▸ **PROBLEM DETAILS**
What follows is a listing. Return every line of it exactly.

------ DATA EXTRACT

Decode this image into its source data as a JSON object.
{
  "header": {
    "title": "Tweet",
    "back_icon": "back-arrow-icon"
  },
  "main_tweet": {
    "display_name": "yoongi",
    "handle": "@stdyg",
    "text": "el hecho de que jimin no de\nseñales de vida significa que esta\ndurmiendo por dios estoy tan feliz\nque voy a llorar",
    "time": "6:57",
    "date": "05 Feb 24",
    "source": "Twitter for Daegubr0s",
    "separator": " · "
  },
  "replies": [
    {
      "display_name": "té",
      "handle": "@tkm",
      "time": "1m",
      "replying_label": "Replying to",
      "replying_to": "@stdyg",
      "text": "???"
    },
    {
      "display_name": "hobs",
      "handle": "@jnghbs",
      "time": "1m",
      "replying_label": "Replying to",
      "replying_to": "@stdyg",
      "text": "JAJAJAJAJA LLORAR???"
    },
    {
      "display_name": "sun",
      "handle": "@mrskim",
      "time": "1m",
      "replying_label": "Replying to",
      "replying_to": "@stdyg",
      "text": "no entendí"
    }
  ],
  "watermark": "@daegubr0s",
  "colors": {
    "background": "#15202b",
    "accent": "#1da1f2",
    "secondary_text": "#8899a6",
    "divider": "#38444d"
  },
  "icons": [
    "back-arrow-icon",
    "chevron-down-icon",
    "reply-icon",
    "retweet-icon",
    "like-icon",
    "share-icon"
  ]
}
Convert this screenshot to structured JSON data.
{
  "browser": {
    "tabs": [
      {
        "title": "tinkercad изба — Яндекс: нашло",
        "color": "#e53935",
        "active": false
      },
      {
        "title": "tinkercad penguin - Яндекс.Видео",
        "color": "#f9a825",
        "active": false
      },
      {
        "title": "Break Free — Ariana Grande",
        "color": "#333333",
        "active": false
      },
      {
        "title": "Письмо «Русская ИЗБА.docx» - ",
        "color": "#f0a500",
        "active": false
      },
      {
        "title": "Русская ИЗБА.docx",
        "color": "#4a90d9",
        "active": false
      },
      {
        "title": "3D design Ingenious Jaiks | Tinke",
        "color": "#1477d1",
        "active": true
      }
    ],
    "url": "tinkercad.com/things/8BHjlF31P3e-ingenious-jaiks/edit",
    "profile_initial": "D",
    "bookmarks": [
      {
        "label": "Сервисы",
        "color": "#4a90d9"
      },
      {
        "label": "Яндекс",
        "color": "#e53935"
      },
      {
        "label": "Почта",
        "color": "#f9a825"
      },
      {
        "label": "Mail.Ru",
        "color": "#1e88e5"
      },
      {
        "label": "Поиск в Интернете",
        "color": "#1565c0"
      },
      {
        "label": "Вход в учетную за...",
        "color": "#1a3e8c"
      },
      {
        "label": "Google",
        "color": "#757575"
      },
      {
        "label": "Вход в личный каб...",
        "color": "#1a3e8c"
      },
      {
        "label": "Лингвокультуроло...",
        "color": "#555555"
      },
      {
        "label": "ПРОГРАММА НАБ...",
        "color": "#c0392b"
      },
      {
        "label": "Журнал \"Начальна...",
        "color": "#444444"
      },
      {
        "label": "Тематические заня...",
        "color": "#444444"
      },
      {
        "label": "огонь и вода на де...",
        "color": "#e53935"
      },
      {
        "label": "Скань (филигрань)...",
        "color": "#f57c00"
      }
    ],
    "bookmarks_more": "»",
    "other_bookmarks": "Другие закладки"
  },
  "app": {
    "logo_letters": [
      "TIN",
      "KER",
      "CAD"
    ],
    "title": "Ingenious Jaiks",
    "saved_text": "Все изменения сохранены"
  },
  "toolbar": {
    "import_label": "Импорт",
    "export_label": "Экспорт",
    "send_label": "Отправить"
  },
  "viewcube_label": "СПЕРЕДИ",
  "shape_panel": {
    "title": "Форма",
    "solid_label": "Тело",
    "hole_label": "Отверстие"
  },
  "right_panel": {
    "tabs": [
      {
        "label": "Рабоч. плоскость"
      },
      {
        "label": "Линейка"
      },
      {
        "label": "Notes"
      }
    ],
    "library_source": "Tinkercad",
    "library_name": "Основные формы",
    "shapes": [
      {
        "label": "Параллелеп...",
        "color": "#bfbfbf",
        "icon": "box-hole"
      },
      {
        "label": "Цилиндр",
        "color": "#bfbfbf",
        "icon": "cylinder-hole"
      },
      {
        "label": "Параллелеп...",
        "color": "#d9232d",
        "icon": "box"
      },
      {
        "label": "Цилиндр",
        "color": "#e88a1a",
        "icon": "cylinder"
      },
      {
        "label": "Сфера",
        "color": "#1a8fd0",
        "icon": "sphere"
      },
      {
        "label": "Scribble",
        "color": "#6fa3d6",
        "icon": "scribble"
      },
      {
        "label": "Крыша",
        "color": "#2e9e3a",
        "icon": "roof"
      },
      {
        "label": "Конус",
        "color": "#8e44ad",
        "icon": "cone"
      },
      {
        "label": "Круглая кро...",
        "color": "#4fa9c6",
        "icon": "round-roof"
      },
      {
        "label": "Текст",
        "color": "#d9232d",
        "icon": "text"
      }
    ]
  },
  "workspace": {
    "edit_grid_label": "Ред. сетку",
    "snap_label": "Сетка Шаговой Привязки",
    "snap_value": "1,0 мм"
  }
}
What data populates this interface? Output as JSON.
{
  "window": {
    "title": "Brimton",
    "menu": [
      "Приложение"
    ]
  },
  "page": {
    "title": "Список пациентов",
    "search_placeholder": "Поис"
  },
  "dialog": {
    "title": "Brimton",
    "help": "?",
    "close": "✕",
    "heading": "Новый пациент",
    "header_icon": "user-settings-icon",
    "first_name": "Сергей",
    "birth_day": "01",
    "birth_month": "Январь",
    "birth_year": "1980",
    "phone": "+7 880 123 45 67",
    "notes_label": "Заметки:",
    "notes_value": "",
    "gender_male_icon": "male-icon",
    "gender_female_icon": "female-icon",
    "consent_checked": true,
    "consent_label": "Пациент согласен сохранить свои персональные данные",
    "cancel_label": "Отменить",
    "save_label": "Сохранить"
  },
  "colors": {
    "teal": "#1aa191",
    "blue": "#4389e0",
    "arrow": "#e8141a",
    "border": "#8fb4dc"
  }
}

------------

▸ **EXPECTED ANSWER**
Decode this image into its source data as a JSON object.
{
  "header": {
    "title": "Tweet",
    "back_icon": "back-arrow-icon"
  },
  "main_tweet": {
    "display_name": "yoongi",
    "handle": "@stdyg",
    "text": "el hecho de que jimin no de\nseñales de vida significa que esta\ndurmiendo por dios estoy tan feliz\nque voy a llorar",
    "time": "6:57",
    "date": "05 Feb 24",
    "source": "Twitter for Daegubr0s",
    "separator": " · "
  },
  "replies": [
    {
      "display_name": "té",
      "handle": "@tkm",
      "time": "1m",
      "replying_label": "Replying to",
      "replying_to": "@stdyg",
      "text": "???"
    },
    {
      "display_name": "hobs",
      "handle": "@jnghbs",
      "time": "1m",
      "replying_label": "Replying to",
      "replying_to": "@stdyg",
      "text": "JAJAJAJAJA LLORAR???"
    },
    {
      "display_name": "sun",
      "handle": "@mrskim",
      "time": "1m",
      "replying_label": "Replying to",
      "replying_to": "@stdyg",
      "text": "no entendí"
    }
  ],
  "watermark": "@daegubr0s",
  "colors": {
    "background": "#15202b",
    "accent": "#1da1f2",
    "secondary_text": "#8899a6",
    "divider": "#38444d"
  },
  "icons": [
    "back-arrow-icon",
    "chevron-down-icon",
    "reply-icon",
    "retweet-icon",
    "like-icon",
    "share-icon"
  ]
}
Convert this screenshot to structured JSON data.
{
  "browser": {
    "tabs": [
      {
        "title": "tinkercad изба — Яндекс: нашло",
        "color": "#e53935",
        "active": false
      },
      {
        "title": "tinkercad penguin - Яндекс.Видео",
        "color": "#f9a825",
        "active": false
      },
      {
        "title": "Break Free — Ariana Grande",
        "color": "#333333",
        "active": false
      },
      {
        "title": "Письмо «Русская ИЗБА.docx» - ",
        "color": "#f0a500",
        "active": false
      },
      {
        "title": "Русская ИЗБА.docx",
        "color": "#4a90d9",
        "active": false
      },
      {
        "title": "3D design Ingenious Jaiks | Tinke",
        "color": "#1477d1",
        "active": true
      }
    ],
    "url": "tinkercad.com/things/8BHjlF31P3e-ingenious-jaiks/edit",
    "profile_initial": "D",
    "bookmarks": [
      {
        "label": "Сервисы",
        "color": "#4a90d9"
      },
      {
        "label": "Яндекс",
        "color": "#e53935"
      },
      {
        "label": "Почта",
        "color": "#f9a825"
      },
      {
        "label": "Mail.Ru",
        "color": "#1e88e5"
      },
      {
        "label": "Поиск в Интернете",
        "color": "#1565c0"
      },
      {
        "label": "Вход в учетную за...",
        "color": "#1a3e8c"
      },
      {
        "label": "Google",
        "color": "#757575"
      },
      {
        "label": "Вход в личный каб...",
        "color": "#1a3e8c"
      },
      {
        "label": "Лингвокультуроло...",
        "color": "#555555"
      },
      {
        "label": "ПРОГРАММА НАБ...",
        "color": "#c0392b"
      },
      {
        "label": "Журнал \"Начальна...",
        "color": "#444444"
      },
      {
        "label": "Тематические заня...",
        "color": "#444444"
      },
      {
        "label": "огонь и вода на де...",
        "color": "#e53935"
      },
      {
        "label": "Скань (филигрань)...",
        "color": "#f57c00"
      }
    ],
    "bookmarks_more": "»",
    "other_bookmarks": "Другие закладки"
  },
  "app": {
    "logo_letters": [
      "TIN",
      "KER",
      "CAD"
    ],
    "title": "Ingenious Jaiks",
    "saved_text": "Все изменения сохранены"
  },
  "toolbar": {
    "import_label": "Импорт",
    "export_label": "Экспорт",
    "send_label": "Отправить"
  },
  "viewcube_label": "СПЕРЕДИ",
  "shape_panel": {
    "title": "Форма",
    "solid_label": "Тело",
    "hole_label": "Отверстие"
  },
  "right_panel": {
    "tabs": [
      {
        "label": "Рабоч. плоскость"
      },
      {
        "label": "Линейка"
      },
      {
        "label": "Notes"
      }
    ],
    "library_source": "Tinkercad",
    "library_name": "Основные формы",
    "shapes": [
      {
        "label": "Параллелеп...",
        "color": "#bfbfbf",
        "icon": "box-hole"
      },
      {
        "label": "Цилиндр",
        "color": "#bfbfbf",
        "icon": "cylinder-hole"
      },
      {
        "label": "Параллелеп...",
        "color": "#d9232d",
        "icon": "box"
      },
      {
        "label": "Цилиндр",
        "color": "#e88a1a",
        "icon": "cylinder"
      },
      {
        "label": "Сфера",
        "color": "#1a8fd0",
        "icon": "sphere"
      },
      {
        "label": "Scribble",
        "color": "#6fa3d6",
        "icon": "scribble"
      },
      {
        "label": "Крыша",
        "color": "#2e9e3a",
        "icon": "roof"
      },
      {
        "label": "Конус",
        "color": "#8e44ad",
        "icon": "cone"
      },
      {
        "label": "Круглая кро...",
        "color": "#4fa9c6",
        "icon": "round-roof"
      },
      {
        "label": "Текст",
        "color": "#d9232d",
        "icon": "text"
      }
    ]
  },
  "workspace": {
    "edit_grid_label": "Ред. сетку",
    "snap_label": "Сетка Шаговой Привязки",
    "snap_value": "1,0 мм"
  }
}
What data populates this interface? Output as JSON.
{
  "window": {
    "title": "Brimton",
    "menu": [
      "Приложение"
    ]
  },
  "page": {
    "title": "Список пациентов",
    "search_placeholder": "Поис"
  },
  "dialog": {
    "title": "Brimton",
    "help": "?",
    "close": "✕",
    "heading": "Новый пациент",
    "header_icon": "user-settings-icon",
    "first_name": "Сергей",
    "birth_day": "01",
    "birth_month": "Январь",
    "birth_year": "1980",
    "phone": "+7 880 123 45 67",
    "notes_label": "Заметки:",
    "notes_value": "",
    "gender_male_icon": "male-icon",
    "gender_female_icon": "female-icon",
    "consent_checked": true,
    "consent_label": "Пациент согласен сохранить свои персональные данные",
    "cancel_label": "Отменить",
    "save_label": "Сохранить"
  },
  "colors": {
    "teal": "#1aa191",
    "blue": "#4389e0",
    "arrow": "#e8141a",
    "border": "#8fb4dc"
  }
}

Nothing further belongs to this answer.